To be done:
Print all of the data exactly.

Extracted records
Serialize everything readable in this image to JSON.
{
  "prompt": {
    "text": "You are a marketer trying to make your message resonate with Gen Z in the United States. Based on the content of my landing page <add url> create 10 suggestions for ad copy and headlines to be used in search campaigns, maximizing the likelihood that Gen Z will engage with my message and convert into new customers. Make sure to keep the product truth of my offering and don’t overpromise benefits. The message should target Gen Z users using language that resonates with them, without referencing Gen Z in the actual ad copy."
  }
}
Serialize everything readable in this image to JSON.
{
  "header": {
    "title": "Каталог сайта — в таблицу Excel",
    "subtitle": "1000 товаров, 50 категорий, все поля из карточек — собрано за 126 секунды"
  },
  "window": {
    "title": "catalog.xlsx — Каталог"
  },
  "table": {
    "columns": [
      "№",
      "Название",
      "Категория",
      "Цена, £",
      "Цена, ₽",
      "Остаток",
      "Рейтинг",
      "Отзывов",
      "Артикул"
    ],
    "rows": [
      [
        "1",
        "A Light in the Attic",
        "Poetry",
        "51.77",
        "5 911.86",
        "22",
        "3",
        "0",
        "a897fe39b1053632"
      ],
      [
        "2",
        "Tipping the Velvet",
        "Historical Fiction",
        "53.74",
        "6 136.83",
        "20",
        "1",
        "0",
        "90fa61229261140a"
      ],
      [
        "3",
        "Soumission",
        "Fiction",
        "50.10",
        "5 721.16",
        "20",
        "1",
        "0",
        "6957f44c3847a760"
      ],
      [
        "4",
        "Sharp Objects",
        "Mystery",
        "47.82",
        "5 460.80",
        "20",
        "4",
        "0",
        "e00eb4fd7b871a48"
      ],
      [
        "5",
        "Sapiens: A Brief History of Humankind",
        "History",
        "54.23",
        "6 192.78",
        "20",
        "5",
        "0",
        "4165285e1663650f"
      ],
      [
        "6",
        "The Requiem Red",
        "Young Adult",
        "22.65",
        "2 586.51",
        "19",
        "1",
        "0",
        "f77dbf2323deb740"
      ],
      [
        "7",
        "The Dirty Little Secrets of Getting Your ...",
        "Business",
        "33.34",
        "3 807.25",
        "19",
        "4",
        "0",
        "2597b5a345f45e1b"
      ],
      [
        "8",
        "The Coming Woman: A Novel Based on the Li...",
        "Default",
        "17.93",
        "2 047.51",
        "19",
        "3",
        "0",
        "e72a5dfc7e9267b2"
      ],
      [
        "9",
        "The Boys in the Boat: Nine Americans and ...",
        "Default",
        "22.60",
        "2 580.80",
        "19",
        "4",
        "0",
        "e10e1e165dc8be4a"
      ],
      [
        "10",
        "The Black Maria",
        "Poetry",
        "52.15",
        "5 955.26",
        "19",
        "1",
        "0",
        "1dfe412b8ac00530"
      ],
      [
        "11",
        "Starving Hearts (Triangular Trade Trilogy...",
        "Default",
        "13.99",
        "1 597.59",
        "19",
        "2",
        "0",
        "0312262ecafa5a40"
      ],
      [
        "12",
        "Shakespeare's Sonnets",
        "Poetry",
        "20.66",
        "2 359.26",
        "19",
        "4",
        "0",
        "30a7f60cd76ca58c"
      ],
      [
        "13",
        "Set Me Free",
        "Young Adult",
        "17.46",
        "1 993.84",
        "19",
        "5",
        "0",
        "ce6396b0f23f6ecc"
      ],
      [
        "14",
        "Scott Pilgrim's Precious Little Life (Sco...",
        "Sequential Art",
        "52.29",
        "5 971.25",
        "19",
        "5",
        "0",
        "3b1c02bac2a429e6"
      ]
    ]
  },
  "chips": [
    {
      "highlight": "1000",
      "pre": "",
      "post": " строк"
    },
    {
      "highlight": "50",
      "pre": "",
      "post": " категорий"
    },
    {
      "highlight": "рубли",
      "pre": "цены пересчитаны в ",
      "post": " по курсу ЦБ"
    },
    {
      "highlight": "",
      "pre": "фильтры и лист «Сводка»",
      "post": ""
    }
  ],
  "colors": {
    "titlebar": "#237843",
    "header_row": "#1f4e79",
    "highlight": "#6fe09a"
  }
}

Task response:
Serialize everything readable in this image to JSON.
{
  "prompt": {
    "text": "You are a marketer trying to make your message resonate with Gen Z in the United States. Based on the content of my landing page <add url> create 10 suggestions for ad copy and headlines to be used in search campaigns, maximizing the likelihood that Gen Z will engage with my message and convert into new customers. Make sure to keep the product truth of my offering and don’t overpromise benefits. The message should target Gen Z users using language that resonates with them, without referencing Gen Z in the actual ad copy."
  }
}
Serialize everything readable in this image to JSON.
{
  "header": {
    "title": "Каталог сайта — в таблицу Excel",
    "subtitle": "1000 товаров, 50 категорий, все поля из карточек — собрано за 126 секунды"
  },
  "window": {
    "title": "catalog.xlsx — Каталог"
  },
  "table": {
    "columns": [
      "№",
      "Название",
      "Категория",
      "Цена, £",
      "Цена, ₽",
      "Остаток",
      "Рейтинг",
      "Отзывов",
      "Артикул"
    ],
    "rows": [
      [
        "1",
        "A Light in the Attic",
        "Poetry",
        "51.77",
        "5 911.86",
        "22",
        "3",
        "0",
        "a897fe39b1053632"
      ],
      [
        "2",
        "Tipping the Velvet",
        "Historical Fiction",
        "53.74",
        "6 136.83",
        "20",
        "1",
        "0",
        "90fa61229261140a"
      ],
      [
        "3",
        "Soumission",
        "Fiction",
        "50.10",
        "5 721.16",
        "20",
        "1",
        "0",
        "6957f44c3847a760"
      ],
      [
        "4",
        "Sharp Objects",
        "Mystery",
        "47.82",
        "5 460.80",
        "20",
        "4",
        "0",
        "e00eb4fd7b871a48"
      ],
      [
        "5",
        "Sapiens: A Brief History of Humankind",
        "History",
        "54.23",
        "6 192.78",
        "20",
        "5",
        "0",
        "4165285e1663650f"
      ],
      [
        "6",
        "The Requiem Red",
        "Young Adult",
        "22.65",
        "2 586.51",
        "19",
        "1",
        "0",
        "f77dbf2323deb740"
      ],
      [
        "7",
        "The Dirty Little Secrets of Getting Your ...",
        "Business",
        "33.34",
        "3 807.25",
        "19",
        "4",
        "0",
        "2597b5a345f45e1b"
      ],
      [
        "8",
        "The Coming Woman: A Novel Based on the Li...",
        "Default",
        "17.93",
        "2 047.51",
        "19",
        "3",
        "0",
        "e72a5dfc7e9267b2"
      ],
      [
        "9",
        "The Boys in the Boat: Nine Americans and ...",
        "Default",
        "22.60",
        "2 580.80",
        "19",
        "4",
        "0",
        "e10e1e165dc8be4a"
      ],
      [
        "10",
        "The Black Maria",
        "Poetry",
        "52.15",
        "5 955.26",
        "19",
        "1",
        "0",
        "1dfe412b8ac00530"
      ],
      [
        "11",
        "Starving Hearts (Triangular Trade Trilogy...",
        "Default",
        "13.99",
        "1 597.59",
        "19",
        "2",
        "0",
        "0312262ecafa5a40"
      ],
      [
        "12",
        "Shakespeare's Sonnets",
        "Poetry",
        "20.66",
        "2 359.26",
        "19",
        "4",
        "0",
        "30a7f60cd76ca58c"
      ],
      [
        "13",
        "Set Me Free",
        "Young Adult",
        "17.46",
        "1 993.84",
        "19",
        "5",
        "0",
        "ce6396b0f23f6ecc"
      ],
      [
        "14",
        "Scott Pilgrim's Precious Little Life (Sco...",
        "Sequential Art",
        "52.29",
        "5 971.25",
        "19",
        "5",
        "0",
        "3b1c02bac2a429e6"
      ]
    ]
  },
  "chips": [
    {
      "highlight": "1000",
      "pre": "",
      "post": " строк"
    },
    {
      "highlight": "50",
      "pre": "",
      "post": " категорий"
    },
    {
      "highlight": "рубли",
      "pre": "цены пересчитаны в ",
      "post": " по курсу ЦБ"
    },
    {
      "highlight": "",
      "pre": "фильтры и лист «Сводка»",
      "post": ""
    }
  ],
  "colors": {
    "titlebar": "#237843",
    "header_row": "#1f4e79",
    "highlight": "#6fe09a"
  }
}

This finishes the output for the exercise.